# EXERCISE REQUIREMENTS:
Locate every line in the records below that contains the word "DIGITAL", and copy each one.

Items from a dataset:
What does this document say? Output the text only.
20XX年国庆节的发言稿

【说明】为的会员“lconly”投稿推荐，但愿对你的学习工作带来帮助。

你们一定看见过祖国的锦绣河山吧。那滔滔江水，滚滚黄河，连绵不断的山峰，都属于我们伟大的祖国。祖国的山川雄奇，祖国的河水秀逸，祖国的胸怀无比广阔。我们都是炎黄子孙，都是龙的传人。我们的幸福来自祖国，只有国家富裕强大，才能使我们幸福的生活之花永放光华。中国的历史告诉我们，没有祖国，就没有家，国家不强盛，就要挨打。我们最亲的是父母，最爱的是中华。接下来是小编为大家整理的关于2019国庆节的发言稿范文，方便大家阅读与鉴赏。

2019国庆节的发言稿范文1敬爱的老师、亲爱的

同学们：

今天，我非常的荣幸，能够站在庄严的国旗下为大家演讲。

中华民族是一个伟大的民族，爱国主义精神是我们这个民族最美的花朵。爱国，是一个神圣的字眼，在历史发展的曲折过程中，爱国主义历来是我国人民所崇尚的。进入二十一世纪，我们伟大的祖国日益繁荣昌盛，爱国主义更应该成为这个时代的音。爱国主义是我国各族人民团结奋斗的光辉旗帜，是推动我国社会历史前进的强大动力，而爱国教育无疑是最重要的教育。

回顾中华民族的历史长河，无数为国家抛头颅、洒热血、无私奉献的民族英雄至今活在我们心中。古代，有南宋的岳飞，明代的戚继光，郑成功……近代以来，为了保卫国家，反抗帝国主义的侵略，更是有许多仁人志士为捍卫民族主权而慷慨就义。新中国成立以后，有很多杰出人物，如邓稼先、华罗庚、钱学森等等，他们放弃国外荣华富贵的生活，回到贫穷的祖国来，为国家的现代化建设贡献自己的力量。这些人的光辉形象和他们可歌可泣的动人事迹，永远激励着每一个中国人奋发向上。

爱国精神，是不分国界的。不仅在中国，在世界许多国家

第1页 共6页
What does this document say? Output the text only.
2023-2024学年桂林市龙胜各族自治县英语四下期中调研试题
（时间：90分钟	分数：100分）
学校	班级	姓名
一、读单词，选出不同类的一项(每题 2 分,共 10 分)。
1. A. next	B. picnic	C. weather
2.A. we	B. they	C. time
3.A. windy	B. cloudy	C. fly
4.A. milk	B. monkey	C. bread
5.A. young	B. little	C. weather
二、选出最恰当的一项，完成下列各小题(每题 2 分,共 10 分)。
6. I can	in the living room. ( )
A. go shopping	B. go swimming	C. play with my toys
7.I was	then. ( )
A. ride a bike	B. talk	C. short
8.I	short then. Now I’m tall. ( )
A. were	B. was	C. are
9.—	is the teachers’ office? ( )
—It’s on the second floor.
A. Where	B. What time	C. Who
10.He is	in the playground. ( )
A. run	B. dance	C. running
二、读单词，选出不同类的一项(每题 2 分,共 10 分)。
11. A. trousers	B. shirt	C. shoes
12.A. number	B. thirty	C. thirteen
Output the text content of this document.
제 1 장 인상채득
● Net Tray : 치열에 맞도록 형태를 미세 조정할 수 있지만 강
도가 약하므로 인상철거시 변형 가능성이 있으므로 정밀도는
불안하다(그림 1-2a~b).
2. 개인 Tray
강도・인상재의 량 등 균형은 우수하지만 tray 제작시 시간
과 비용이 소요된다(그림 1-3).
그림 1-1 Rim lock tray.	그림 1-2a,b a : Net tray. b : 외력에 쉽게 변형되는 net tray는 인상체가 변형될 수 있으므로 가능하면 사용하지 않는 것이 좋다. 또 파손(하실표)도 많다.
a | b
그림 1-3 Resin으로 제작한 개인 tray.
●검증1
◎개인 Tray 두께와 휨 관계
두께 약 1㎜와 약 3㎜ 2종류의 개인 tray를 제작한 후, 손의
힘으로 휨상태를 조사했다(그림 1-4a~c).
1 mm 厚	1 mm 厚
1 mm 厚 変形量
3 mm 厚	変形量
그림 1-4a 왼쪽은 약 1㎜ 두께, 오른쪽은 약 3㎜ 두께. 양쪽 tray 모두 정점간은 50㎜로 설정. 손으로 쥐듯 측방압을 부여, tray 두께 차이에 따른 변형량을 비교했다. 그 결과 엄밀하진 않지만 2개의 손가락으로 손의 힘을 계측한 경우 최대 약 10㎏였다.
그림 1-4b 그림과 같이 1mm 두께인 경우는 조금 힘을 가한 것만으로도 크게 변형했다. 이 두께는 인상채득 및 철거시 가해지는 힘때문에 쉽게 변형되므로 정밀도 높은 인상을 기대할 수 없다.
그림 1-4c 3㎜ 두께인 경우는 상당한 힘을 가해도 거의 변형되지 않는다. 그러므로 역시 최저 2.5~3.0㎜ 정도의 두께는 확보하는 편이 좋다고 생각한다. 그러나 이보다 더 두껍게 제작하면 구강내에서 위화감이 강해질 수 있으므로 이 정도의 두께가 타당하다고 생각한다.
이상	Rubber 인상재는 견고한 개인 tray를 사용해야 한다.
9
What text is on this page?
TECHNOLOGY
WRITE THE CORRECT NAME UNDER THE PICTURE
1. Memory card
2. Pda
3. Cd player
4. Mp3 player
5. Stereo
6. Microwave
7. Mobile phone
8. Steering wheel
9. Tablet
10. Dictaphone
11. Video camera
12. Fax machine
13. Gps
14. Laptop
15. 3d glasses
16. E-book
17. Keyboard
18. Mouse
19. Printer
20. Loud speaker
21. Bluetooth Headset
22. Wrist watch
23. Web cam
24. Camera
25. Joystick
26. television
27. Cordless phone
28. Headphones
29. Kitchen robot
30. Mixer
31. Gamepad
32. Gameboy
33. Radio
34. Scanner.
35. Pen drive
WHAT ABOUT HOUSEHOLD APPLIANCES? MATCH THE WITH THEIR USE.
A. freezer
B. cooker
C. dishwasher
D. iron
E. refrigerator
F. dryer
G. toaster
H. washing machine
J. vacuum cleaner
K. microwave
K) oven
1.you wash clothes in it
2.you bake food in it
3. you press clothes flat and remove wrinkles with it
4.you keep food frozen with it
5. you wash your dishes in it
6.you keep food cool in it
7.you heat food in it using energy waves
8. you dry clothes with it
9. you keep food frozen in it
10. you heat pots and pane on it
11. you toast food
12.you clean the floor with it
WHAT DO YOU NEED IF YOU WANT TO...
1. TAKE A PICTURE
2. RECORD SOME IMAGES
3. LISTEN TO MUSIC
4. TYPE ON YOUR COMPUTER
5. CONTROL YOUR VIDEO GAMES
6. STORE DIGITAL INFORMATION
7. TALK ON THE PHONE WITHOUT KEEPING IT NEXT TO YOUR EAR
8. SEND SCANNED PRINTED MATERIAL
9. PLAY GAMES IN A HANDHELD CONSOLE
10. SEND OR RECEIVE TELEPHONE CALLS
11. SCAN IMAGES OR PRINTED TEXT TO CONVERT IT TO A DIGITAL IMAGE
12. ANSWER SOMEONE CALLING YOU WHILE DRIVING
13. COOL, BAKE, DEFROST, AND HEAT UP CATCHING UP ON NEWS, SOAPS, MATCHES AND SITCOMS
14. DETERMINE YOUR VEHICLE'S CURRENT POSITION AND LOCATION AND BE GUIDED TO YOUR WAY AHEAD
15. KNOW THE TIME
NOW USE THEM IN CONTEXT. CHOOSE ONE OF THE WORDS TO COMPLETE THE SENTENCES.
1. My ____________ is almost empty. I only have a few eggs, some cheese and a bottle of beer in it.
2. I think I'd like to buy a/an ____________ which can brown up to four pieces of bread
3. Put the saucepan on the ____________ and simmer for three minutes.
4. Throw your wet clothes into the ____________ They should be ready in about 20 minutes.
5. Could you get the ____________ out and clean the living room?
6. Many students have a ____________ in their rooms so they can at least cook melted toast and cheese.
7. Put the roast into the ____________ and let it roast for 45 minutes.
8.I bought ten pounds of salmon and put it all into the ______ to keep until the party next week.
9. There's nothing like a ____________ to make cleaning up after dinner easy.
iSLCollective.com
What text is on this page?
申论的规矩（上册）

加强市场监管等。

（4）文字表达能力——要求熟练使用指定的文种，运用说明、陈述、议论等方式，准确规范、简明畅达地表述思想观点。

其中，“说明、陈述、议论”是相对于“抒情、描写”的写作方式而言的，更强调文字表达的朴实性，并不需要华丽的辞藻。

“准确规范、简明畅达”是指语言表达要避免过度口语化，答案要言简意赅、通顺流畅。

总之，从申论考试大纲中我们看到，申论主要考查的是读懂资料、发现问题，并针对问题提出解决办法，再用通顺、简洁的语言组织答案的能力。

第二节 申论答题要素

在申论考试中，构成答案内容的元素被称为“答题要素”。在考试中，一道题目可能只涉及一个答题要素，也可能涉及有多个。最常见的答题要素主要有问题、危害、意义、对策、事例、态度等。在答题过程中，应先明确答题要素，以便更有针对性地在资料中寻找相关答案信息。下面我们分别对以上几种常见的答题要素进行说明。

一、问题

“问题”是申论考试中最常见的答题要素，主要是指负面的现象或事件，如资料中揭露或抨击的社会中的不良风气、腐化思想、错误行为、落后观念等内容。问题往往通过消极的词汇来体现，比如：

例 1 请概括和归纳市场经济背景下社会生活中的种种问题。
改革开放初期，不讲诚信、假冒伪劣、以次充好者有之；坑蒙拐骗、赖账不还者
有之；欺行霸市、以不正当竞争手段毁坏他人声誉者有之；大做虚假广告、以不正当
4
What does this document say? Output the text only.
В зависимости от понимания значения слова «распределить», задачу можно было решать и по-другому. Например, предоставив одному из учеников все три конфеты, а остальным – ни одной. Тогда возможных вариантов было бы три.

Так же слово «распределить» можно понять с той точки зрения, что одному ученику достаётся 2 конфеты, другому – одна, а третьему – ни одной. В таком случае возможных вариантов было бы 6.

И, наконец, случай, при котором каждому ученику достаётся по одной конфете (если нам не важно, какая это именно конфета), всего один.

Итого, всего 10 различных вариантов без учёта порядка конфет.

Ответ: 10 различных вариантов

# EXERCISE ANSWER:
6. STORE DIGITAL INFORMATION
11. SCAN IMAGES OR PRINTED TEXT TO CONVERT IT TO A DIGITAL IMAGE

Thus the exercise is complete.